** start EXCERPTED DATA **

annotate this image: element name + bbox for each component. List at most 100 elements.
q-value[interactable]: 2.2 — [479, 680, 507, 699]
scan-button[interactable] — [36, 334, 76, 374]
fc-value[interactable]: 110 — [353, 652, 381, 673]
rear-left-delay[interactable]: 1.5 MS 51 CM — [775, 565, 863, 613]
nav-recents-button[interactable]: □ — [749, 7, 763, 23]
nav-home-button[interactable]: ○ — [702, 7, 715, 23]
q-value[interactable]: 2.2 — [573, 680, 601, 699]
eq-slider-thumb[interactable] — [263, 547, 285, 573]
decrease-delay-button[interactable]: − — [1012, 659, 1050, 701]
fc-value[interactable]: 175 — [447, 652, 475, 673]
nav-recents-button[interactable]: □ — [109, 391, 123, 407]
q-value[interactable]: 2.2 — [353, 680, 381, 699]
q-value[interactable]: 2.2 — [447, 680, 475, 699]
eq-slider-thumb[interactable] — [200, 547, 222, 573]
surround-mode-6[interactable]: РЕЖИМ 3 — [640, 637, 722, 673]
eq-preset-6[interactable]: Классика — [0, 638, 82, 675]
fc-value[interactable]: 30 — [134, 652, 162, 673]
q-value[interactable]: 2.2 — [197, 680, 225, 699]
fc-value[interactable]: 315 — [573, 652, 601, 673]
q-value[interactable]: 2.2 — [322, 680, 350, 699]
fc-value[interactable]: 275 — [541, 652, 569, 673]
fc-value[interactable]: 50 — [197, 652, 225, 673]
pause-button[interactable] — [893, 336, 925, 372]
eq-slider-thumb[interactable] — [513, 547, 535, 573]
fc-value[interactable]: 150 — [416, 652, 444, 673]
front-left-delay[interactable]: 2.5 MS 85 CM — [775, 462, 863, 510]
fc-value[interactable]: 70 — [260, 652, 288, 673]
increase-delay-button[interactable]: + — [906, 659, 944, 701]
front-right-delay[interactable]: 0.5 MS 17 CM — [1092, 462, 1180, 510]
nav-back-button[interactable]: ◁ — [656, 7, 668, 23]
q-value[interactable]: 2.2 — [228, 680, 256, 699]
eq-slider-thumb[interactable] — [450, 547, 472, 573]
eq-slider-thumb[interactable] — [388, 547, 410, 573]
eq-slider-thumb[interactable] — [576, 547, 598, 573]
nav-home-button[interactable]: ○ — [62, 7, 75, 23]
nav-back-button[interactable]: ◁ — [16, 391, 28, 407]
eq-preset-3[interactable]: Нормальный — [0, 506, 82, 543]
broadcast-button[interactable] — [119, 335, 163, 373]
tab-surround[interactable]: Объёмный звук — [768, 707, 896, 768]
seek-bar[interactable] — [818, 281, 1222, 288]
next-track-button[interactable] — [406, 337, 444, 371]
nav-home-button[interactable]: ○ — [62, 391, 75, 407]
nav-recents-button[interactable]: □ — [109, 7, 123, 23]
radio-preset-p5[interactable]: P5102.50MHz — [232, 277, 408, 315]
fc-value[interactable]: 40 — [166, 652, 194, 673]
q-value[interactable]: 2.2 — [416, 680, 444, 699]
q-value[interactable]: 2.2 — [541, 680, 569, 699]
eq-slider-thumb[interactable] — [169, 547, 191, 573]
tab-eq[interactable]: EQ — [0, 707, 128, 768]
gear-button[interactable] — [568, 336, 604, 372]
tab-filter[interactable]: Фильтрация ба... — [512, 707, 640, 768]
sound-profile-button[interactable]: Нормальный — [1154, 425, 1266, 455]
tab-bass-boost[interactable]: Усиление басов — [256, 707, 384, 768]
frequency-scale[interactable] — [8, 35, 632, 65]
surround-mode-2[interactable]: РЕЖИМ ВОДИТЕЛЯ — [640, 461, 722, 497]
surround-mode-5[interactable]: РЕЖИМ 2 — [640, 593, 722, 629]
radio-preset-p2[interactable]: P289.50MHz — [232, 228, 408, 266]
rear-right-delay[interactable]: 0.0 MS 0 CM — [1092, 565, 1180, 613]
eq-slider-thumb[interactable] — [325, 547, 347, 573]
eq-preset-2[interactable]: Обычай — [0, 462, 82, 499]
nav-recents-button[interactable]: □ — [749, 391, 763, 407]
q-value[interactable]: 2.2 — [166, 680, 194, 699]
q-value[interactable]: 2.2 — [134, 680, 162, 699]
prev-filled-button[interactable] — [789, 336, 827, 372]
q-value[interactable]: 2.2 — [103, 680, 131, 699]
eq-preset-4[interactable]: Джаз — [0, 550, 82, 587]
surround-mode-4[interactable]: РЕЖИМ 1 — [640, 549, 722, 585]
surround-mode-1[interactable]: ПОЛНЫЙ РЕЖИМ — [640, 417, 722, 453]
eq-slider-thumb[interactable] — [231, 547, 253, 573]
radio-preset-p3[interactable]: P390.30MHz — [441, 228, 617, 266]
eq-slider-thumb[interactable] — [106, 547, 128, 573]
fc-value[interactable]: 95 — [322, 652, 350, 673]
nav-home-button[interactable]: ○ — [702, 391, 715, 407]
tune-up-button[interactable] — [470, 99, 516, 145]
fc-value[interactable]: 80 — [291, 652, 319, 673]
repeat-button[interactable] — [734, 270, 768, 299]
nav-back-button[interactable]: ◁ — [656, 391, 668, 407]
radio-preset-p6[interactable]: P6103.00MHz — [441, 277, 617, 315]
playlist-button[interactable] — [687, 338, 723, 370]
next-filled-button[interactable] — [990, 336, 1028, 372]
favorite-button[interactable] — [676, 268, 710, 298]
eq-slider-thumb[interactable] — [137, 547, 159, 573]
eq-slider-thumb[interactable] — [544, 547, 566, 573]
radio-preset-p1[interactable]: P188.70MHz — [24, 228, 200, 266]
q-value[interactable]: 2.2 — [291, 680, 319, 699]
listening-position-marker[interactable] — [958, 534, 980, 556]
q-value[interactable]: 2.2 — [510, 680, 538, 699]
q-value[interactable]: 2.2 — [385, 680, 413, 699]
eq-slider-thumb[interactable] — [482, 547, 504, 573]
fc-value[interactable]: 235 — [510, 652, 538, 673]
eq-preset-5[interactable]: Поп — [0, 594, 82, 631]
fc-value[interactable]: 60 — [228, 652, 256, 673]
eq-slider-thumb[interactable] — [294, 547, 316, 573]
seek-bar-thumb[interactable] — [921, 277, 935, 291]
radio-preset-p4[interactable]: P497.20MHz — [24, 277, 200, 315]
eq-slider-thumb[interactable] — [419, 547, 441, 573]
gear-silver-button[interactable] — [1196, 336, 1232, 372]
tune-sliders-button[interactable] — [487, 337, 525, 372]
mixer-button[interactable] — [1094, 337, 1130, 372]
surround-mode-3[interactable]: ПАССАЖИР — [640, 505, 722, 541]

** end EXCERPTED DATA **
** start EXCERPTED DATA **

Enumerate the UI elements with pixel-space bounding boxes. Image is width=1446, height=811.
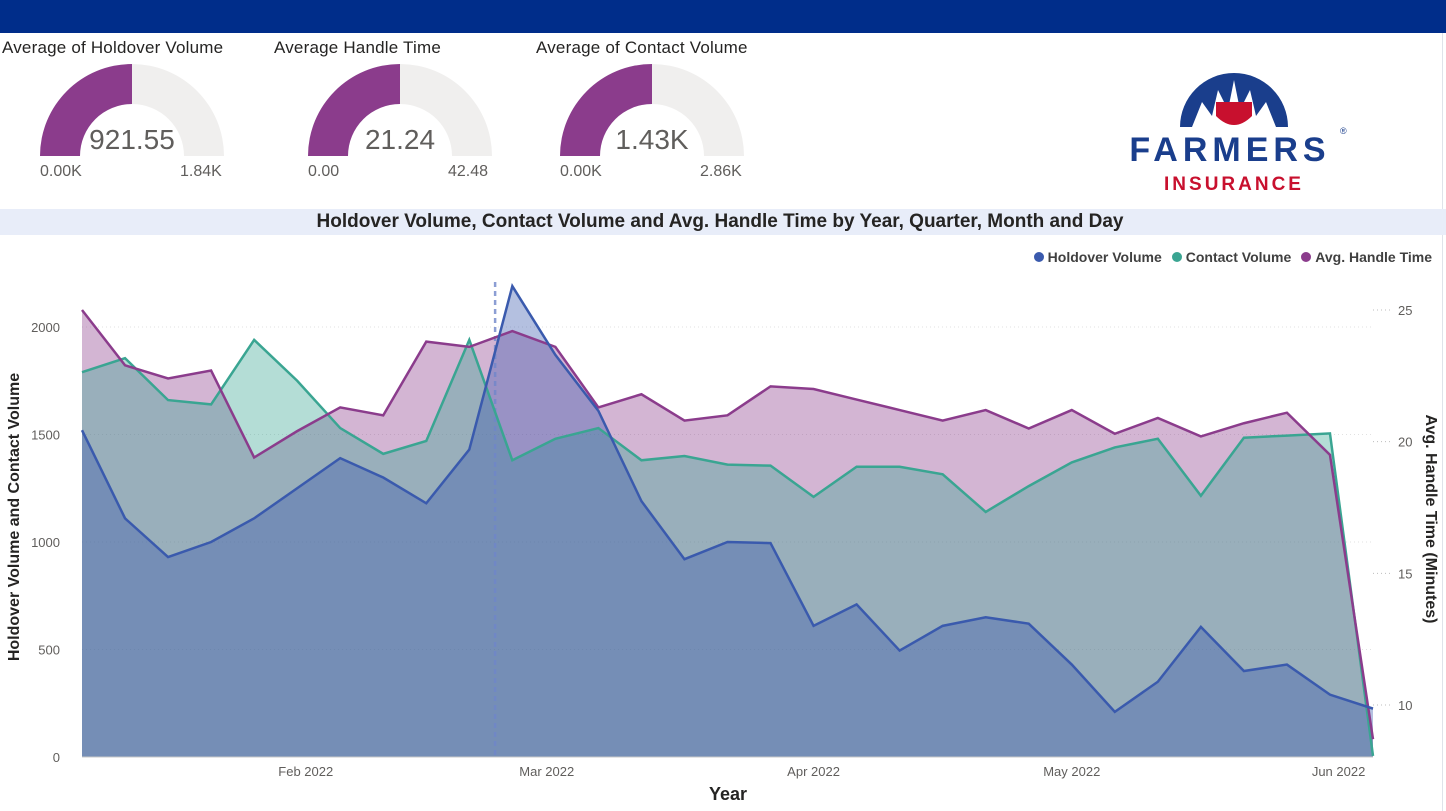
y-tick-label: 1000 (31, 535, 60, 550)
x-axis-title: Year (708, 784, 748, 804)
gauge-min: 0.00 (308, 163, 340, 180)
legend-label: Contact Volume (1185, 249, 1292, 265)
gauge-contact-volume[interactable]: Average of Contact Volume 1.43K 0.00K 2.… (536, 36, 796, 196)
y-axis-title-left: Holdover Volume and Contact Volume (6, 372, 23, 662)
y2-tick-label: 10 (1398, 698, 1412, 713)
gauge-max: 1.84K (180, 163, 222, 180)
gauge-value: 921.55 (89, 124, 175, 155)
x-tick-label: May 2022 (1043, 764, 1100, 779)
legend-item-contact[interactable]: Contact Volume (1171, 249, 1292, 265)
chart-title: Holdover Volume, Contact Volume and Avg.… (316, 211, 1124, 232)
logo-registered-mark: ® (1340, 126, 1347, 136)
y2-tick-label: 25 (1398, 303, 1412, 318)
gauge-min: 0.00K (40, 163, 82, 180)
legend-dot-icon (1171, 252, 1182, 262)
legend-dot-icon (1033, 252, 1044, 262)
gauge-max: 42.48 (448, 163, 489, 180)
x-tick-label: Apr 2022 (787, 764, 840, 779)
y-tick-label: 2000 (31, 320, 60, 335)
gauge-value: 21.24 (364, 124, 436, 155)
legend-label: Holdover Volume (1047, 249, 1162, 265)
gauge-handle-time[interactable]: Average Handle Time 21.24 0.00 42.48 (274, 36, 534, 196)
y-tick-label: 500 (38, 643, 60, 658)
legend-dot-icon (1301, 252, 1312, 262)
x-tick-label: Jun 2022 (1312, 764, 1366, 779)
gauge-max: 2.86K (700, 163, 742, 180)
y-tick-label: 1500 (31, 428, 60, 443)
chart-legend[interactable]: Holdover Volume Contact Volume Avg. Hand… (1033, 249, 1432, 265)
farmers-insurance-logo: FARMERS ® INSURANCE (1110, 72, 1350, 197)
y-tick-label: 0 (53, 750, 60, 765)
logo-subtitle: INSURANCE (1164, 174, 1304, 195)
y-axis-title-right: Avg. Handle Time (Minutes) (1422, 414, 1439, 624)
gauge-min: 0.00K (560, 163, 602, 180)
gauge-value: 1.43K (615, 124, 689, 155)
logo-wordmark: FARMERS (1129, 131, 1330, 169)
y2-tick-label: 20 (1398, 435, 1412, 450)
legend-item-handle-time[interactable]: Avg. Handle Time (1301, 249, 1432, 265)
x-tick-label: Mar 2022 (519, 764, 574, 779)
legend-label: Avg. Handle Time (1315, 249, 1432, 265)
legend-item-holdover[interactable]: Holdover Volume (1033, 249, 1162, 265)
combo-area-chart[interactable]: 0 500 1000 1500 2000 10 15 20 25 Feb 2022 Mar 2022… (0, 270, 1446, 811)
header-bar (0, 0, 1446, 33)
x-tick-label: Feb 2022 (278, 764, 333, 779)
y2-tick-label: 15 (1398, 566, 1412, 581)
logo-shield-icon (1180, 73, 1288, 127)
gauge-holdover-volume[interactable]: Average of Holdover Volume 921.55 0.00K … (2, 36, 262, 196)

** end EXCERPTED DATA **

- _EXERCISE REQUIREMENTS_
Copy the records verbatim, from the line containing "annotate this image: element" up to and including the line containing "q-value[interactable]: 2.2 — [322, 680, 350, 699]".

- _THE SOLUTION_
annotate this image: element name + bbox for each component. List at most 100 elements.
q-value[interactable]: 2.2 — [479, 680, 507, 699]
scan-button[interactable] — [36, 334, 76, 374]
fc-value[interactable]: 110 — [353, 652, 381, 673]
rear-left-delay[interactable]: 1.5 MS 51 CM — [775, 565, 863, 613]
nav-recents-button[interactable]: □ — [749, 7, 763, 23]
nav-home-button[interactable]: ○ — [702, 7, 715, 23]
q-value[interactable]: 2.2 — [573, 680, 601, 699]
eq-slider-thumb[interactable] — [263, 547, 285, 573]
decrease-delay-button[interactable]: − — [1012, 659, 1050, 701]
fc-value[interactable]: 175 — [447, 652, 475, 673]
nav-recents-button[interactable]: □ — [109, 391, 123, 407]
q-value[interactable]: 2.2 — [353, 680, 381, 699]
q-value[interactable]: 2.2 — [447, 680, 475, 699]
eq-slider-thumb[interactable] — [200, 547, 222, 573]
surround-mode-6[interactable]: РЕЖИМ 3 — [640, 637, 722, 673]
eq-preset-6[interactable]: Классика — [0, 638, 82, 675]
fc-value[interactable]: 30 — [134, 652, 162, 673]
q-value[interactable]: 2.2 — [197, 680, 225, 699]
fc-value[interactable]: 315 — [573, 652, 601, 673]
q-value[interactable]: 2.2 — [322, 680, 350, 699]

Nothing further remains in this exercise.